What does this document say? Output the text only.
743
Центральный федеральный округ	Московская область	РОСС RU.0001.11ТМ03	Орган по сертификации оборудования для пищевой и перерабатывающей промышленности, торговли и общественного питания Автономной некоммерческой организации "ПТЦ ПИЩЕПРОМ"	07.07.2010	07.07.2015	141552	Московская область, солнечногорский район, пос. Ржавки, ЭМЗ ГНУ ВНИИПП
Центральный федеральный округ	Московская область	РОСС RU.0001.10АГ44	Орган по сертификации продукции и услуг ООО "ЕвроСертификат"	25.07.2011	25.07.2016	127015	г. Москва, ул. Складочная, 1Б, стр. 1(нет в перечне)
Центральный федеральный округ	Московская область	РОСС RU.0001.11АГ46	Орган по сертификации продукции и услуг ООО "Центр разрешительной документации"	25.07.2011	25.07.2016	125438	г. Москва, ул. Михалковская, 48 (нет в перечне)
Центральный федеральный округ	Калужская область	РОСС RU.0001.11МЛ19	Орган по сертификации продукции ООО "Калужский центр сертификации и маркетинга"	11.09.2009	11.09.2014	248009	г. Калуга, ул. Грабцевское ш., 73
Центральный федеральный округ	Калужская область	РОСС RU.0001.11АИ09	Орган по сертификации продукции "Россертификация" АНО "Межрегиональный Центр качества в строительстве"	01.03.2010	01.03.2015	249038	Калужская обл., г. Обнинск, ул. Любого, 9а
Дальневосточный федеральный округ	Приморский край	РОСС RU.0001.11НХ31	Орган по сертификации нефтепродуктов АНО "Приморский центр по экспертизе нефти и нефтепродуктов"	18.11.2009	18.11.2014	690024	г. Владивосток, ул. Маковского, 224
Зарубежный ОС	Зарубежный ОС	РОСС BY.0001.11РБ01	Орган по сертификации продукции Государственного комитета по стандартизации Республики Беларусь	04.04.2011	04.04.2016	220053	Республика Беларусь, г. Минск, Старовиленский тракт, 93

## GOAL
Within the listing above, copy each line that has the string "перечне".

## SOLVED PROBLEM
Центральный федеральный округ	Московская область	РОСС RU.0001.10АГ44	Орган по сертификации продукции и услуг ООО "ЕвроСертификат"	25.07.2011	25.07.2016	127015	г. Москва, ул. Складочная, 1Б, стр. 1(нет в перечне)
Центральный федеральный округ	Московская область	РОСС RU.0001.11АГ46	Орган по сертификации продукции и услуг ООО "Центр разрешительной документации"	25.07.2011	25.07.2016	125438	г. Москва, ул. Михалковская, 48 (нет в перечне)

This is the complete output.